## DATA FOR THIS EXERCISE
□ □ □

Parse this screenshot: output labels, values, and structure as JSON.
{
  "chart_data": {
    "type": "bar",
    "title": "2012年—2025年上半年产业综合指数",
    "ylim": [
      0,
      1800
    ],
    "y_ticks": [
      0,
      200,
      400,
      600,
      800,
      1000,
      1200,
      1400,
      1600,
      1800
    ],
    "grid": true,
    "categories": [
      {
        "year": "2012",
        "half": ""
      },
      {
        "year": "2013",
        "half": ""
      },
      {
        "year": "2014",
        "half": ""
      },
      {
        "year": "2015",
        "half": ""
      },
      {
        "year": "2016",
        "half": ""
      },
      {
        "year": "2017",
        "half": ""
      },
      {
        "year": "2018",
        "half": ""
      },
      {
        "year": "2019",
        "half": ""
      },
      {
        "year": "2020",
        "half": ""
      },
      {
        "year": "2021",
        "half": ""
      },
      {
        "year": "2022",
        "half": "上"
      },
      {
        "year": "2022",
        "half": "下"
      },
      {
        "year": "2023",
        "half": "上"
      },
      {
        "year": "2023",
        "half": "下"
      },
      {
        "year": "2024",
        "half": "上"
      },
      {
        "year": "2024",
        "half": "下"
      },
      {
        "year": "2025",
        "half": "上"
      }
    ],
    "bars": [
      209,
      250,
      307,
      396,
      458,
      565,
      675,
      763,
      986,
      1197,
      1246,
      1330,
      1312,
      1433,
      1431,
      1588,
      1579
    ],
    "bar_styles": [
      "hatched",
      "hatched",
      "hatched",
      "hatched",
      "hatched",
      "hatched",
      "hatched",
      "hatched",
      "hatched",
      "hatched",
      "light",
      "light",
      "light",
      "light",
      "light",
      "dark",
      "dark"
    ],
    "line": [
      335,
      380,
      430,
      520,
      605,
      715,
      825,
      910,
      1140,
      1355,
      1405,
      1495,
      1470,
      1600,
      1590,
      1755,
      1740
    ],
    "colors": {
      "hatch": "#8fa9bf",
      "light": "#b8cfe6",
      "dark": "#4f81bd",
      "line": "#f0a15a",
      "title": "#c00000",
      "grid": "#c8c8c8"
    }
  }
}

□ □ □

Copy out each line of the entries that holds "title".

    "title": "2012年—2025年上半年产业综合指数",
      "title": "#c00000",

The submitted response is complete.